§ WHAT TO DO:
Write out the records below word for word, please.

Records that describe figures
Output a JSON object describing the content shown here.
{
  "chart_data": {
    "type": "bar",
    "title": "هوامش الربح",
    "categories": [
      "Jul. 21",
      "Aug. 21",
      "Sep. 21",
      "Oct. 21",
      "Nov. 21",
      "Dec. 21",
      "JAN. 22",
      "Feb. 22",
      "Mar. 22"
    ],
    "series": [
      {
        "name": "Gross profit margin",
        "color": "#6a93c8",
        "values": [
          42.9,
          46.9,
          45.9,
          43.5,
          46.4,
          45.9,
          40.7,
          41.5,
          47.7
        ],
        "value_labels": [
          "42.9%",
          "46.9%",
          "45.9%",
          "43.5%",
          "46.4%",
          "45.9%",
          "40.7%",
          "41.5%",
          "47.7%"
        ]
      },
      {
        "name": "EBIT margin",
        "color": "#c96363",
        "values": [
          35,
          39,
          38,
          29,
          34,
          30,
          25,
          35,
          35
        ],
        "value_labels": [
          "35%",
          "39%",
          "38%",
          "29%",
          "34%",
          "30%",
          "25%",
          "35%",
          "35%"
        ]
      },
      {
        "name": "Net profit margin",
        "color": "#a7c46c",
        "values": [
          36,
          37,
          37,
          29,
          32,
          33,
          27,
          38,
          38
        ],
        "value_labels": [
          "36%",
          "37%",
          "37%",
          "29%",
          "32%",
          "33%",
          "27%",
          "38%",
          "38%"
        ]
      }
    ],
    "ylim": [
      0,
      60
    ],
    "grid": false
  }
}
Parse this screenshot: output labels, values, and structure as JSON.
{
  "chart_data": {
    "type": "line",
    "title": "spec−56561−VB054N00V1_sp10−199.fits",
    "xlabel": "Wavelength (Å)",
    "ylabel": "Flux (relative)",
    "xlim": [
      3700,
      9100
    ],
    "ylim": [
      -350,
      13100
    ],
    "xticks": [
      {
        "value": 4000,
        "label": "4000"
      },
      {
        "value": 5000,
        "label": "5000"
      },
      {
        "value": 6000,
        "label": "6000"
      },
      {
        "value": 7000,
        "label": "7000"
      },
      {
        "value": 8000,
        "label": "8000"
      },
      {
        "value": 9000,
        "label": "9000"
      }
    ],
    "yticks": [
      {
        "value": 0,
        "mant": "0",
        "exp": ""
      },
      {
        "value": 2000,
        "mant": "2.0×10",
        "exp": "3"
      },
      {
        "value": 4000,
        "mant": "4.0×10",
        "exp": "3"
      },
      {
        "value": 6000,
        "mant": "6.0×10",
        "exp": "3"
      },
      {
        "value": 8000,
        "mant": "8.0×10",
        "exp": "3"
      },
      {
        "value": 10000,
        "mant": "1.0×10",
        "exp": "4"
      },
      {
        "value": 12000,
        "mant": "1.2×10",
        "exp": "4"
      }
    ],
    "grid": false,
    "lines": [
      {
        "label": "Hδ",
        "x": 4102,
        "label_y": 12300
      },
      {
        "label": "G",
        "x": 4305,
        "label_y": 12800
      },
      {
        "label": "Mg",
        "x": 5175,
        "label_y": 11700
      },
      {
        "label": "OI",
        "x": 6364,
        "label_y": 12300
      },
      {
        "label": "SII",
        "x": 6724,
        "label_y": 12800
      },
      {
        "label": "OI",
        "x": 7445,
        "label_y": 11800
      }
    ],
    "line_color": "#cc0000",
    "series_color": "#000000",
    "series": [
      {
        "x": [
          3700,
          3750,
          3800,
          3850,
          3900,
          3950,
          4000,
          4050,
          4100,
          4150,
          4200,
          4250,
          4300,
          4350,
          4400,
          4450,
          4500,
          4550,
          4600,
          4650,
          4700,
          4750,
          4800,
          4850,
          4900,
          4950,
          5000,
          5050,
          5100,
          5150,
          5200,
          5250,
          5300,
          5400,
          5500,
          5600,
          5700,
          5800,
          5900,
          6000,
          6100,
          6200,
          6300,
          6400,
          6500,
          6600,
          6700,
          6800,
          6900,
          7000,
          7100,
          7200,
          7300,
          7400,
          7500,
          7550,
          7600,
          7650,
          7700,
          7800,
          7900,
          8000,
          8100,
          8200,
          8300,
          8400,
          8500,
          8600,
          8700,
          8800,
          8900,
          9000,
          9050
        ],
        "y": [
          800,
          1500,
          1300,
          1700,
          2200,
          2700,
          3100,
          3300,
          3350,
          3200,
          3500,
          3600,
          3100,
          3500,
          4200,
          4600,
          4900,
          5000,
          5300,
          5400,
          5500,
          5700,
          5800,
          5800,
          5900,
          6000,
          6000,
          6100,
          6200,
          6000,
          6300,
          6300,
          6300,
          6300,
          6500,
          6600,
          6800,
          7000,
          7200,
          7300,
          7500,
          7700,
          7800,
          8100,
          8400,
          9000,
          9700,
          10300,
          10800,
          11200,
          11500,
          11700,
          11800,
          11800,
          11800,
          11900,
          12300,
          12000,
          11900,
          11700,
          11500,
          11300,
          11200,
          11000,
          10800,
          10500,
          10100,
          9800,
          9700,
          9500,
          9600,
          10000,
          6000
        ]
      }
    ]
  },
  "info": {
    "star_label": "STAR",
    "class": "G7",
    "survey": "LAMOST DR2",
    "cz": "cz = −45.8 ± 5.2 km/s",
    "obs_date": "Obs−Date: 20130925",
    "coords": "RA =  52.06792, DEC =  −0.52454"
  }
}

§ OUTPUT FOR THIS EXERCISE:
Output a JSON object describing the content shown here.
{
  "chart_data": {
    "type": "bar",
    "title": "هوامش الربح",
    "categories": [
      "Jul. 21",
      "Aug. 21",
      "Sep. 21",
      "Oct. 21",
      "Nov. 21",
      "Dec. 21",
      "JAN. 22",
      "Feb. 22",
      "Mar. 22"
    ],
    "series": [
      {
        "name": "Gross profit margin",
        "color": "#6a93c8",
        "values": [
          42.9,
          46.9,
          45.9,
          43.5,
          46.4,
          45.9,
          40.7,
          41.5,
          47.7
        ],
        "value_labels": [
          "42.9%",
          "46.9%",
          "45.9%",
          "43.5%",
          "46.4%",
          "45.9%",
          "40.7%",
          "41.5%",
          "47.7%"
        ]
      },
      {
        "name": "EBIT margin",
        "color": "#c96363",
        "values": [
          35,
          39,
          38,
          29,
          34,
          30,
          25,
          35,
          35
        ],
        "value_labels": [
          "35%",
          "39%",
          "38%",
          "29%",
          "34%",
          "30%",
          "25%",
          "35%",
          "35%"
        ]
      },
      {
        "name": "Net profit margin",
        "color": "#a7c46c",
        "values": [
          36,
          37,
          37,
          29,
          32,
          33,
          27,
          38,
          38
        ],
        "value_labels": [
          "36%",
          "37%",
          "37%",
          "29%",
          "32%",
          "33%",
          "27%",
          "38%",
          "38%"
        ]
      }
    ],
    "ylim": [
      0,
      60
    ],
    "grid": false
  }
}
Parse this screenshot: output labels, values, and structure as JSON.
{
  "chart_data": {
    "type": "line",
    "title": "spec−56561−VB054N00V1_sp10−199.fits",
    "xlabel": "Wavelength (Å)",
    "ylabel": "Flux (relative)",
    "xlim": [
      3700,
      9100
    ],
    "ylim": [
      -350,
      13100
    ],
    "xticks": [
      {
        "value": 4000,
        "label": "4000"
      },
      {
        "value": 5000,
        "label": "5000"
      },
      {
        "value": 6000,
        "label": "6000"
      },
      {
        "value": 7000,
        "label": "7000"
      },
      {
        "value": 8000,
        "label": "8000"
      },
      {
        "value": 9000,
        "label": "9000"
      }
    ],
    "yticks": [
      {
        "value": 0,
        "mant": "0",
        "exp": ""
      },
      {
        "value": 2000,
        "mant": "2.0×10",
        "exp": "3"
      },
      {
        "value": 4000,
        "mant": "4.0×10",
        "exp": "3"
      },
      {
        "value": 6000,
        "mant": "6.0×10",
        "exp": "3"
      },
      {
        "value": 8000,
        "mant": "8.0×10",
        "exp": "3"
      },
      {
        "value": 10000,
        "mant": "1.0×10",
        "exp": "4"
      },
      {
        "value": 12000,
        "mant": "1.2×10",
        "exp": "4"
      }
    ],
    "grid": false,
    "lines": [
      {
        "label": "Hδ",
        "x": 4102,
        "label_y": 12300
      },
      {
        "label": "G",
        "x": 4305,
        "label_y": 12800
      },
      {
        "label": "Mg",
        "x": 5175,
        "label_y": 11700
      },
      {
        "label": "OI",
        "x": 6364,
        "label_y": 12300
      },
      {
        "label": "SII",
        "x": 6724,
        "label_y": 12800
      },
      {
        "label": "OI",
        "x": 7445,
        "label_y": 11800
      }
    ],
    "line_color": "#cc0000",
    "series_color": "#000000",
    "series": [
      {
        "x": [
          3700,
          3750,
          3800,
          3850,
          3900,
          3950,
          4000,
          4050,
          4100,
          4150,
          4200,
          4250,
          4300,
          4350,
          4400,
          4450,
          4500,
          4550,
          4600,
          4650,
          4700,
          4750,
          4800,
          4850,
          4900,
          4950,
          5000,
          5050,
          5100,
          5150,
          5200,
          5250,
          5300,
          5400,
          5500,
          5600,
          5700,
          5800,
          5900,
          6000,
          6100,
          6200,
          6300,
          6400,
          6500,
          6600,
          6700,
          6800,
          6900,
          7000,
          7100,
          7200,
          7300,
          7400,
          7500,
          7550,
          7600,
          7650,
          7700,
          7800,
          7900,
          8000,
          8100,
          8200,
          8300,
          8400,
          8500,
          8600,
          8700,
          8800,
          8900,
          9000,
          9050
        ],
        "y": [
          800,
          1500,
          1300,
          1700,
          2200,
          2700,
          3100,
          3300,
          3350,
          3200,
          3500,
          3600,
          3100,
          3500,
          4200,
          4600,
          4900,
          5000,
          5300,
          5400,
          5500,
          5700,
          5800,
          5800,
          5900,
          6000,
          6000,
          6100,
          6200,
          6000,
          6300,
          6300,
          6300,
          6300,
          6500,
          6600,
          6800,
          7000,
          7200,
          7300,
          7500,
          7700,
          7800,
          8100,
          8400,
          9000,
          9700,
          10300,
          10800,
          11200,
          11500,
          11700,
          11800,
          11800,
          11800,
          11900,
          12300,
          12000,
          11900,
          11700,
          11500,
          11300,
          11200,
          11000,
          10800,
          10500,
          10100,
          9800,
          9700,
          9500,
          9600,
          10000,
          6000
        ]
      }
    ]
  },
  "info": {
    "star_label": "STAR",
    "class": "G7",
    "survey": "LAMOST DR2",
    "cz": "cz = −45.8 ± 5.2 km/s",
    "obs_date": "Obs−Date: 20130925",
    "coords": "RA =  52.06792, DEC =  −0.52454"
  }
}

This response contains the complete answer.